--- start EXERCISE DATA ---
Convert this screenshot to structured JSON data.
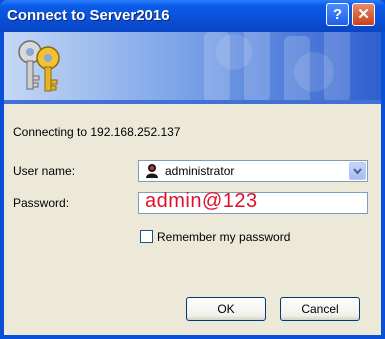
{
  "window": {
    "title": "Connect to Server2016"
  },
  "dialog": {
    "connecting_text": "Connecting to 192.168.252.137",
    "username_label": "User name:",
    "username_value": "administrator",
    "password_label": "Password:",
    "password_value": "admin@123",
    "remember_label": "Remember my password",
    "remember_checked": false,
    "ok_label": "OK",
    "cancel_label": "Cancel"
  },
  "title_buttons": {
    "help_glyph": "?",
    "close_glyph": "✕"
  },
  "colors": {
    "title_bar": "#0a4fd8",
    "dialog_bg": "#ece9d8",
    "password_text": "#e0102a"
  },
  "icons": [
    "keys-icon",
    "user-icon",
    "chevron-down-icon",
    "help-icon",
    "close-icon"
  ]
}
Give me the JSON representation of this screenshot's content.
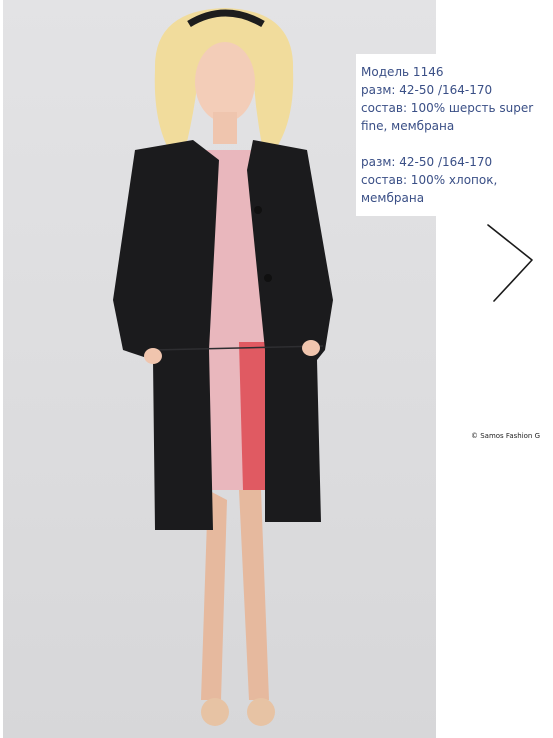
{
  "caption": {
    "model": "Модель 1146",
    "size_1": "разм: 42-50 /164-170",
    "composition_1a": "состав: 100% шерсть super",
    "composition_1b": "fine, мембрана",
    "size_2": "разм: 42-50 /164-170",
    "composition_2a": "состав: 100% хлопок,",
    "composition_2b": "мембрана"
  },
  "copyright": "© Samos Fashion G",
  "icons": {
    "next": "chevron-right-icon"
  },
  "colors": {
    "caption_text": "#3a4f86",
    "photo_bg": "#dcdcde",
    "coat": "#1b1b1d",
    "dress": "#e9b7bd",
    "dress_inset": "#e05a62"
  }
}
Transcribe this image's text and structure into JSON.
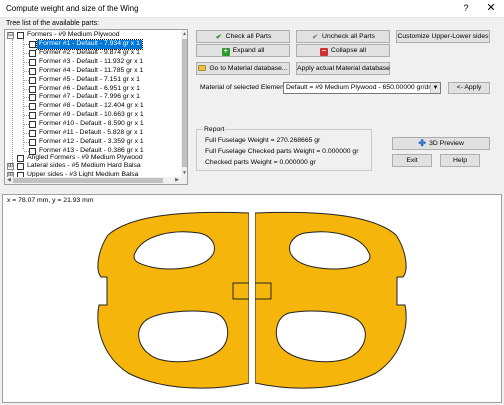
{
  "window": {
    "title": "Compute weight and size of the Wing",
    "help_glyph": "?",
    "close_glyph": "✕"
  },
  "tree": {
    "label": "Tree list of the available parts:",
    "root": {
      "expander": "⊟",
      "label": "Formers - #9 Medium Plywood"
    },
    "children": [
      {
        "label": "Former #1 - Default - 7.934 gr x 1",
        "selected": true
      },
      {
        "label": "Former #2 - Default - 9.874 gr x 1"
      },
      {
        "label": "Former #3 - Default - 11.932 gr x 1"
      },
      {
        "label": "Former #4 - Default - 11.785 gr x 1"
      },
      {
        "label": "Former #5 - Default - 7.151 gr x 1"
      },
      {
        "label": "Former #6 - Default - 6.951 gr x 1"
      },
      {
        "label": "Former #7 - Default - 7.996 gr x 1"
      },
      {
        "label": "Former #8 - Default - 12.404 gr x 1"
      },
      {
        "label": "Former #9 - Default - 10.663 gr x 1"
      },
      {
        "label": "Former #10 - Default - 8.590 gr x 1"
      },
      {
        "label": "Former #11 - Default - 5.828 gr x 1"
      },
      {
        "label": "Former #12 - Default - 3.359 gr x 1"
      },
      {
        "label": "Former #13 - Default - 0.386 gr x 1"
      }
    ],
    "others": [
      {
        "expander": "",
        "label": "Angled Formers - #9 Medium Plywood"
      },
      {
        "expander": "⊞",
        "label": "Lateral sides - #5 Medium Hard Balsa"
      },
      {
        "expander": "⊞",
        "label": "Upper sides - #3 Light Medium Balsa"
      }
    ]
  },
  "buttons": {
    "check_all": "Check all Parts",
    "uncheck_all": "Uncheck all Parts",
    "customize": "Customize Upper-Lower sides",
    "expand_all": "Expand all",
    "collapse_all": "Collapse all",
    "goto_material": "Go to Material database...",
    "apply_actual": "Apply actual Material database",
    "apply": "<- Apply",
    "preview_3d": "3D Preview",
    "exit": "Exit",
    "help": "Help"
  },
  "material": {
    "label": "Material of selected Element:",
    "selected": "Default = #9 Medium Plywood - 650.00000 gr/dmc"
  },
  "report": {
    "title": "Report",
    "full_weight": "Full Fuselage Weight = 270.268665 gr",
    "checked_weight": "Full Fuselage Checked parts Weight = 0.000000 gr",
    "checked_parts": "Checked parts Weight = 0.000000 gr"
  },
  "canvas": {
    "coords": "x = 78.07 mm, y = 21.93 mm",
    "part_fill": "#f5b50a",
    "part_stroke": "#222222"
  },
  "colors": {
    "selection": "#0078d7",
    "window_bg": "#f0f0f0"
  }
}
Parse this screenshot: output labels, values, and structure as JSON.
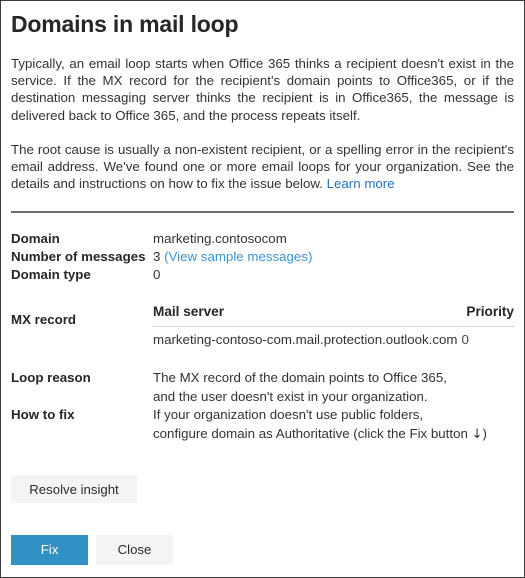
--- end EXERCISE DATA ---
- EXERCISE REQUIREMENTS -
In the listing above, how many lines include the word "разм"? Answer with the number and nothing more.

- ANSWER FOR THE TASK -
2